### Task directions
Please state how many lines in the records contain the string "clip", with no words besides the number.
· · · ·
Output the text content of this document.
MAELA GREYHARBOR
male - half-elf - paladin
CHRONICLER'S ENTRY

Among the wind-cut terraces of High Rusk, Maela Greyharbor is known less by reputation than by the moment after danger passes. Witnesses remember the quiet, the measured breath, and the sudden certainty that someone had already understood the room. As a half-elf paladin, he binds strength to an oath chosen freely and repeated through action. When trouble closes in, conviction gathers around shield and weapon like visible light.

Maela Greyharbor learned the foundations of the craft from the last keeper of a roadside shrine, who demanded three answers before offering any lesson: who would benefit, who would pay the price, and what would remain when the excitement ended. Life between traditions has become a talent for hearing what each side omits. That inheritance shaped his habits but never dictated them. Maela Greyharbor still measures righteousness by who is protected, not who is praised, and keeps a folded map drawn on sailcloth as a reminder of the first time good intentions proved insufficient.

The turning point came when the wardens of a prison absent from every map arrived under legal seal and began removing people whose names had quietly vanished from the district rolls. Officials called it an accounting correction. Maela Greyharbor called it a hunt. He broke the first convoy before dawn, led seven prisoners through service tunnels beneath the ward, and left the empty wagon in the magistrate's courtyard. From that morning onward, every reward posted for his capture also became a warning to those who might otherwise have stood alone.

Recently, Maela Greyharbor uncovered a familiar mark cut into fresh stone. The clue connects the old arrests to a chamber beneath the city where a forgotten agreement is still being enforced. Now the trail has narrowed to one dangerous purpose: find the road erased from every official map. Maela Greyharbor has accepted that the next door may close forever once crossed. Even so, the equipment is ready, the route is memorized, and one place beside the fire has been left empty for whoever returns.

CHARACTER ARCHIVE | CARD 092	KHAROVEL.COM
· · · ·
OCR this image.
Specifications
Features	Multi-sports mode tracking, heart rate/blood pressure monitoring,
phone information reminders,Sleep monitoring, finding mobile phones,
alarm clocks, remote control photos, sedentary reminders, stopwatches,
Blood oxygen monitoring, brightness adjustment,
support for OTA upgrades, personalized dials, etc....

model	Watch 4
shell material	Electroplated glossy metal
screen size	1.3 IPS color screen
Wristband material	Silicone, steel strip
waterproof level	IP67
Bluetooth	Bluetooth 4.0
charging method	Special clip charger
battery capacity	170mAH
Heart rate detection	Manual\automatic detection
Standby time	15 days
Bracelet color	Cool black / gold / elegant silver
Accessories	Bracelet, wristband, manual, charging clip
· · · ·
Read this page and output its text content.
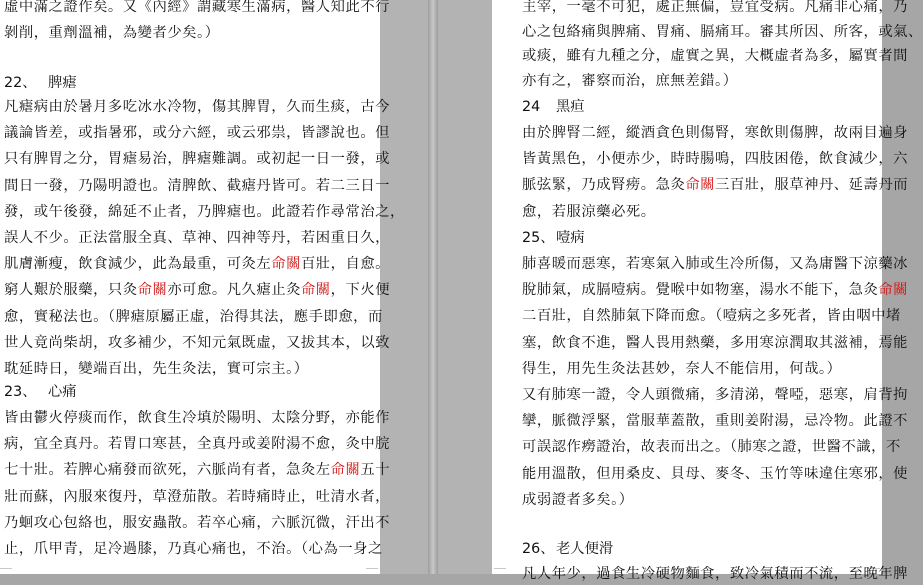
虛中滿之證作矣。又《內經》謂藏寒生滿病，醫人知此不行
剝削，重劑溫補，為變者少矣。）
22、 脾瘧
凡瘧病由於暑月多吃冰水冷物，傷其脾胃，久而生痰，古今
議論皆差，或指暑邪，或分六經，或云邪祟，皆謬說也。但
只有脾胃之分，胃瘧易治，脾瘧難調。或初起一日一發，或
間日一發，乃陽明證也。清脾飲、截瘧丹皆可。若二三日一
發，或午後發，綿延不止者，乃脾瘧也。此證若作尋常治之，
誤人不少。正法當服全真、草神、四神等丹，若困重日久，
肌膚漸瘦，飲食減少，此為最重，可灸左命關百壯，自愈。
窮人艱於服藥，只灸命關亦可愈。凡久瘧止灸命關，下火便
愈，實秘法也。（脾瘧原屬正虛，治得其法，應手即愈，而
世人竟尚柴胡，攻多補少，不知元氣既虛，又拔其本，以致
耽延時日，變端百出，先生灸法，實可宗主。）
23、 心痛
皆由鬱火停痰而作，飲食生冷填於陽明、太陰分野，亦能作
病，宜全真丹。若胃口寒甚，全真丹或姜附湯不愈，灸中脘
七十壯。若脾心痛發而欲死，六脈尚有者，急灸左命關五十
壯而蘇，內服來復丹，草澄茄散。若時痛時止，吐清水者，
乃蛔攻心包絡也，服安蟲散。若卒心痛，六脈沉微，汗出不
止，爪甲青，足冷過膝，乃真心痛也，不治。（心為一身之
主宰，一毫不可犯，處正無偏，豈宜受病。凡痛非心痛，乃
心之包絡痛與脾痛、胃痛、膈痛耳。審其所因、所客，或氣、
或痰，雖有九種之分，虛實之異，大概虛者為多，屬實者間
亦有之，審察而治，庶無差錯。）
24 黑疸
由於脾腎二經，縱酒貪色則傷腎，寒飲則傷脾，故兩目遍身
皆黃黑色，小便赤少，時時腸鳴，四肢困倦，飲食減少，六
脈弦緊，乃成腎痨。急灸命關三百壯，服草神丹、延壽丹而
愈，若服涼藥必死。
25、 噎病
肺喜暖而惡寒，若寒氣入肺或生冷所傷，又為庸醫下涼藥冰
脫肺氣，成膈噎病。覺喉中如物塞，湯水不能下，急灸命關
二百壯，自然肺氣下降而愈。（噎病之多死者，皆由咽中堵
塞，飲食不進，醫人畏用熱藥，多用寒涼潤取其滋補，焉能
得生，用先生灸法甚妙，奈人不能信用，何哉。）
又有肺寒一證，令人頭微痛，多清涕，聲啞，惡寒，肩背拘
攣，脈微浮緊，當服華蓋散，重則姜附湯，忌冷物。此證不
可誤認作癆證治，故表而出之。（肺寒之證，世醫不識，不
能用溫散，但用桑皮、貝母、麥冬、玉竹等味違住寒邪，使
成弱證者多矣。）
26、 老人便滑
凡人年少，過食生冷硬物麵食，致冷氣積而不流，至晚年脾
· · · ·
### Response
2